Instructions for the task:
Tally up the lines where the string "individual" appears; reply with the number only.

== Supplied entries

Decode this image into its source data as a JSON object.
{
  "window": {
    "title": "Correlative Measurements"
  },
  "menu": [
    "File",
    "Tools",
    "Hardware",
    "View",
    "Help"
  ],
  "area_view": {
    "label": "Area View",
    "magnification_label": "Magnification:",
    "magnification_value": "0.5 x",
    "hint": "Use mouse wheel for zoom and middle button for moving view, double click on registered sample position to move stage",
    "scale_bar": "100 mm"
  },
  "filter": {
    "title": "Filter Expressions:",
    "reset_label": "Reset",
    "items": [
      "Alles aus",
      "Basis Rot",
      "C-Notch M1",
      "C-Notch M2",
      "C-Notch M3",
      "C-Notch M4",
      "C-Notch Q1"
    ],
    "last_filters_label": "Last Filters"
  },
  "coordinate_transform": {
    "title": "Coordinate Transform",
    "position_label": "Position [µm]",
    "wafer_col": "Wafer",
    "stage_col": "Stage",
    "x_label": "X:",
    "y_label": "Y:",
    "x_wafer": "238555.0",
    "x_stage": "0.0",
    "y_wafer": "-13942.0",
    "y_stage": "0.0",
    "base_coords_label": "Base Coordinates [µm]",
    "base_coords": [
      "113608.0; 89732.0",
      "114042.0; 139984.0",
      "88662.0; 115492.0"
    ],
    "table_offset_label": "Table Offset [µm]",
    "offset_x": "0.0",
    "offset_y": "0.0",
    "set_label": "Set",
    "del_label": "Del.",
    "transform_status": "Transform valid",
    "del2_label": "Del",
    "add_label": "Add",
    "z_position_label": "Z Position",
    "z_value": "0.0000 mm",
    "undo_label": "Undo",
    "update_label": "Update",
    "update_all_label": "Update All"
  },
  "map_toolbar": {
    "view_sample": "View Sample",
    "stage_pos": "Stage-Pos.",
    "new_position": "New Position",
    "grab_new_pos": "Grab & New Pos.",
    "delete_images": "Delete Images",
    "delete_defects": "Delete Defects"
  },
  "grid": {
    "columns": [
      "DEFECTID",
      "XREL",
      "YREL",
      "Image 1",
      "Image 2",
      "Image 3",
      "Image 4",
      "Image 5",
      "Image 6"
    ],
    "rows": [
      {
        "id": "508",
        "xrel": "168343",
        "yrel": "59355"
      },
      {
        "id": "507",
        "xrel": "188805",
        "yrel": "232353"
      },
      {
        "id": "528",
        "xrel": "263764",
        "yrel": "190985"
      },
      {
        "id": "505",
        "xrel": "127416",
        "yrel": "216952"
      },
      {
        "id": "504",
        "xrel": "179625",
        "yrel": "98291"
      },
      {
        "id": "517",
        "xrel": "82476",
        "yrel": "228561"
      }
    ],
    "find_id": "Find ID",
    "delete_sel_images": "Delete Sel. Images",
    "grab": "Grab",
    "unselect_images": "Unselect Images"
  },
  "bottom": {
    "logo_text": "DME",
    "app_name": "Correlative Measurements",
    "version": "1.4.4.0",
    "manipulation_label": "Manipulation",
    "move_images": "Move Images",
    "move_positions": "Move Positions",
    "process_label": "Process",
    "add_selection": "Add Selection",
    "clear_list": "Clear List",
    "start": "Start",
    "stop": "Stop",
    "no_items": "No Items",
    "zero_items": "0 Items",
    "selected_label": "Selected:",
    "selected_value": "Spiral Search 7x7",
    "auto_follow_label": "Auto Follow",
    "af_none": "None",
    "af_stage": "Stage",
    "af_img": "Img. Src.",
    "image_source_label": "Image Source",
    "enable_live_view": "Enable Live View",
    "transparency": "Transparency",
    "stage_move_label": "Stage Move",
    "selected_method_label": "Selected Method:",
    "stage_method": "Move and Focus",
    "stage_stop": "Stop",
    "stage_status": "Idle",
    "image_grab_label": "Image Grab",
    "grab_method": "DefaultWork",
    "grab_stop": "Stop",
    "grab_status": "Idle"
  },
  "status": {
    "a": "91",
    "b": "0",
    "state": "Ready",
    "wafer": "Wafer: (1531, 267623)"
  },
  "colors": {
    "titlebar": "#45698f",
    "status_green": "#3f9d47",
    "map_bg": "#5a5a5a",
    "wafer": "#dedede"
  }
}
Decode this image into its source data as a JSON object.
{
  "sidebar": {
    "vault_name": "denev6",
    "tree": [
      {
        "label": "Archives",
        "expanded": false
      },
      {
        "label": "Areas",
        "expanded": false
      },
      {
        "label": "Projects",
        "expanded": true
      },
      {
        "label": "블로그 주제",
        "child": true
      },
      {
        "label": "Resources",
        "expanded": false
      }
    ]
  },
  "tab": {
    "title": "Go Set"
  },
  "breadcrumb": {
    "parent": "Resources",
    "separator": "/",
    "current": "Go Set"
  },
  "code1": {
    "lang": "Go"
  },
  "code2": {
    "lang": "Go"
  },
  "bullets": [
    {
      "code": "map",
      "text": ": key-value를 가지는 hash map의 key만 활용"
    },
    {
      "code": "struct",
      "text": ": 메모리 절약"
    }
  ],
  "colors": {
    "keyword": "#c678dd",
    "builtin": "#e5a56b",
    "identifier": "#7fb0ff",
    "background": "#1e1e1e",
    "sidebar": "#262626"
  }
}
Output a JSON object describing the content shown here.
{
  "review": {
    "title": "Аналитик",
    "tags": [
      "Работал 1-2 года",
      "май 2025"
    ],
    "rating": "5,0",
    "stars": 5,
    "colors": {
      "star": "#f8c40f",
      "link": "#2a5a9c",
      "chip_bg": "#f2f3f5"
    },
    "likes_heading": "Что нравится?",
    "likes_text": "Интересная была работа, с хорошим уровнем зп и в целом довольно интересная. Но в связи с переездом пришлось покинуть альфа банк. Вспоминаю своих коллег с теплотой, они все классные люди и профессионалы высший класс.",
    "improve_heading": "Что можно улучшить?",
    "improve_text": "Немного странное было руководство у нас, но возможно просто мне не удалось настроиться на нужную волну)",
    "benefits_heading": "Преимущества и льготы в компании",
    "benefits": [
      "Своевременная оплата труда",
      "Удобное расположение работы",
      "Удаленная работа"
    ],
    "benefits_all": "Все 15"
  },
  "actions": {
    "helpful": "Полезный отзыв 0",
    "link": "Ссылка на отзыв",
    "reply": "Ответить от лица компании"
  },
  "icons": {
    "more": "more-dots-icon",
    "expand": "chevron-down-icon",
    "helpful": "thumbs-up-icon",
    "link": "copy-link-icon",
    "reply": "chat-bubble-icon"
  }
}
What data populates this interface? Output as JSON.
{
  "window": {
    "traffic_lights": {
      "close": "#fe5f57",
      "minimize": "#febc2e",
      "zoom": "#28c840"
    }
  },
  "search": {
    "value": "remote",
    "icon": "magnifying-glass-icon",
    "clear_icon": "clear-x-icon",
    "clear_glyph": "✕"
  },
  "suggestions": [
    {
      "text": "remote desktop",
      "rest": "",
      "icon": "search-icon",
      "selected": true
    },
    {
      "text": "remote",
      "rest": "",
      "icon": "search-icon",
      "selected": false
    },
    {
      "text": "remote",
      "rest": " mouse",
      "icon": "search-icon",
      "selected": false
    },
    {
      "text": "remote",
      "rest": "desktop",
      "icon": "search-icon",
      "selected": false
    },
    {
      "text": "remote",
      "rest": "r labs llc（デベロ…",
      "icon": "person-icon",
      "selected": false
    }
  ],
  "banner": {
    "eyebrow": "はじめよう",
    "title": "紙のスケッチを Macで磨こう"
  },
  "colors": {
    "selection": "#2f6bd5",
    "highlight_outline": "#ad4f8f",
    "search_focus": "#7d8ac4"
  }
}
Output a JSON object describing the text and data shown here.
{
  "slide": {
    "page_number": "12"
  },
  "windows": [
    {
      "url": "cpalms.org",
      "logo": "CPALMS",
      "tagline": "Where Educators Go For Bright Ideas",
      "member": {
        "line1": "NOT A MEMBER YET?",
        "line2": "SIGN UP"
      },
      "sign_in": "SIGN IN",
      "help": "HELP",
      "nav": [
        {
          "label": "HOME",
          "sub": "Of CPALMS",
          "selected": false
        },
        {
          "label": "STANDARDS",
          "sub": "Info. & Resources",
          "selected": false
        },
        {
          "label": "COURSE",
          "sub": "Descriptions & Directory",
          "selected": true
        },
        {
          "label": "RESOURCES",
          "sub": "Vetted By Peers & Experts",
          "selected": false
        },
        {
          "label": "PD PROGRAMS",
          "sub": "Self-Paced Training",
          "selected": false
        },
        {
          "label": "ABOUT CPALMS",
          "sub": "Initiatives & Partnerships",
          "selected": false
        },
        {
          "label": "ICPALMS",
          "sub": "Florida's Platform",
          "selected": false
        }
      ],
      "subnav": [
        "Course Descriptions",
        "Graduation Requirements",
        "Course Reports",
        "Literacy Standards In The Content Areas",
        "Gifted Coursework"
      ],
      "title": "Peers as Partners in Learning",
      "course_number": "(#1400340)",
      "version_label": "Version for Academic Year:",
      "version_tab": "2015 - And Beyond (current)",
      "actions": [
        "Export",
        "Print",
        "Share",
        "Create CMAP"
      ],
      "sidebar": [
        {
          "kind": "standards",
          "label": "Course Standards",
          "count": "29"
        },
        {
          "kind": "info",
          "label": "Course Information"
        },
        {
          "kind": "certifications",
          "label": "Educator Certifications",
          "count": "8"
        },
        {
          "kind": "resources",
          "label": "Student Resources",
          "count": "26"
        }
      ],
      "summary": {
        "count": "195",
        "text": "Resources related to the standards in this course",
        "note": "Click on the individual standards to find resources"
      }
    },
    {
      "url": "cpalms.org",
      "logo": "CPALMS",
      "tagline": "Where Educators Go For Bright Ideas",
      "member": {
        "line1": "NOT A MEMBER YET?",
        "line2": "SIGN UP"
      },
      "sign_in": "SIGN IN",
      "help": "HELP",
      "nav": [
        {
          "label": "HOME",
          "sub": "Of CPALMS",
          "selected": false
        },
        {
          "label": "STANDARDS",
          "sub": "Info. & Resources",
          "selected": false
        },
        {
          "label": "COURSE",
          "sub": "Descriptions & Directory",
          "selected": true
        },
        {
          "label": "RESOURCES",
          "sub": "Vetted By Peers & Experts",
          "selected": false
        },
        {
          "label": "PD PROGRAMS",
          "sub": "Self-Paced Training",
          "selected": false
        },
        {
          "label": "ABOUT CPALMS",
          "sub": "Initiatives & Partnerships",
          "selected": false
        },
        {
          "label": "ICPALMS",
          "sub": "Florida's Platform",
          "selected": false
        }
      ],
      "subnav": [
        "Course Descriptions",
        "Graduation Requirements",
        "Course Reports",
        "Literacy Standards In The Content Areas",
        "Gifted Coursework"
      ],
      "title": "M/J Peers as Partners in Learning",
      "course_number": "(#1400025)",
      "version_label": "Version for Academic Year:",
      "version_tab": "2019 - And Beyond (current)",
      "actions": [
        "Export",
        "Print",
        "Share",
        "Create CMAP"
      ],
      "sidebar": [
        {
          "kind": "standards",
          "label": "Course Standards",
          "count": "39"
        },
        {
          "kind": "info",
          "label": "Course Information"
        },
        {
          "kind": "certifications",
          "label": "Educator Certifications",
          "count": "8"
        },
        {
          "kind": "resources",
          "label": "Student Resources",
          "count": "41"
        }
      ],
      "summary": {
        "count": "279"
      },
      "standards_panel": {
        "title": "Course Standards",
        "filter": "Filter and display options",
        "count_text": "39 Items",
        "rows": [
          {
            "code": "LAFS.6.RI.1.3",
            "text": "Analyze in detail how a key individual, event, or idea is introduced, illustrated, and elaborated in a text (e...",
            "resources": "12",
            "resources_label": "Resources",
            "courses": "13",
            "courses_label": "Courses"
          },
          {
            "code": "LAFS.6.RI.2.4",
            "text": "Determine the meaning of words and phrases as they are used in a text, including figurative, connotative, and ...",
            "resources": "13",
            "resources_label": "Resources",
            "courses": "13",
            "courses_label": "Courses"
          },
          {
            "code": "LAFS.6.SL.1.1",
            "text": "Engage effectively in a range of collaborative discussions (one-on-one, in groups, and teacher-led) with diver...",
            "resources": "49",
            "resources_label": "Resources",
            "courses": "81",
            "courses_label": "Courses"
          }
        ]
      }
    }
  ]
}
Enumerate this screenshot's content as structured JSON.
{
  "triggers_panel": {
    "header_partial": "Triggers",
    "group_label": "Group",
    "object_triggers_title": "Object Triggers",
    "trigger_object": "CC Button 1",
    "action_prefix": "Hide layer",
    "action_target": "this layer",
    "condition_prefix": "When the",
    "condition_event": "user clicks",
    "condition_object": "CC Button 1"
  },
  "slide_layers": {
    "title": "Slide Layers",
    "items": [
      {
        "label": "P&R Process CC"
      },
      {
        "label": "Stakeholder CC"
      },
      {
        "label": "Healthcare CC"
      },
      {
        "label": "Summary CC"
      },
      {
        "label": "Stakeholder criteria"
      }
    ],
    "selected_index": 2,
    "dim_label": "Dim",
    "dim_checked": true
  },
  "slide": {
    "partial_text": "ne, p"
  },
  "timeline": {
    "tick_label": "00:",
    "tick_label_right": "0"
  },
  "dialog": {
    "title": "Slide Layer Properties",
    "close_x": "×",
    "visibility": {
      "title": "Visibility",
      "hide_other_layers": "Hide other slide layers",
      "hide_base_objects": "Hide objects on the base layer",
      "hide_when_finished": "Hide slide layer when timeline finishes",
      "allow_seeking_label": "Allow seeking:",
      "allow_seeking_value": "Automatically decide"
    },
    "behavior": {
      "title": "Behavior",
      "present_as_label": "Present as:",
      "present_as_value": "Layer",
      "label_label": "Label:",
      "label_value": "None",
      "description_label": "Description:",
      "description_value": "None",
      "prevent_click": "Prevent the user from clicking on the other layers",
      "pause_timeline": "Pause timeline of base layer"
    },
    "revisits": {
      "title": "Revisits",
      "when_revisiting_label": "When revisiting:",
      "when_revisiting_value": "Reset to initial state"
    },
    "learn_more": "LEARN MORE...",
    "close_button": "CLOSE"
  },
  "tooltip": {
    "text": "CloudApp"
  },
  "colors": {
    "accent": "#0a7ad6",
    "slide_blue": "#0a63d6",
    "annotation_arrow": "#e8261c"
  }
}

====

The result:
2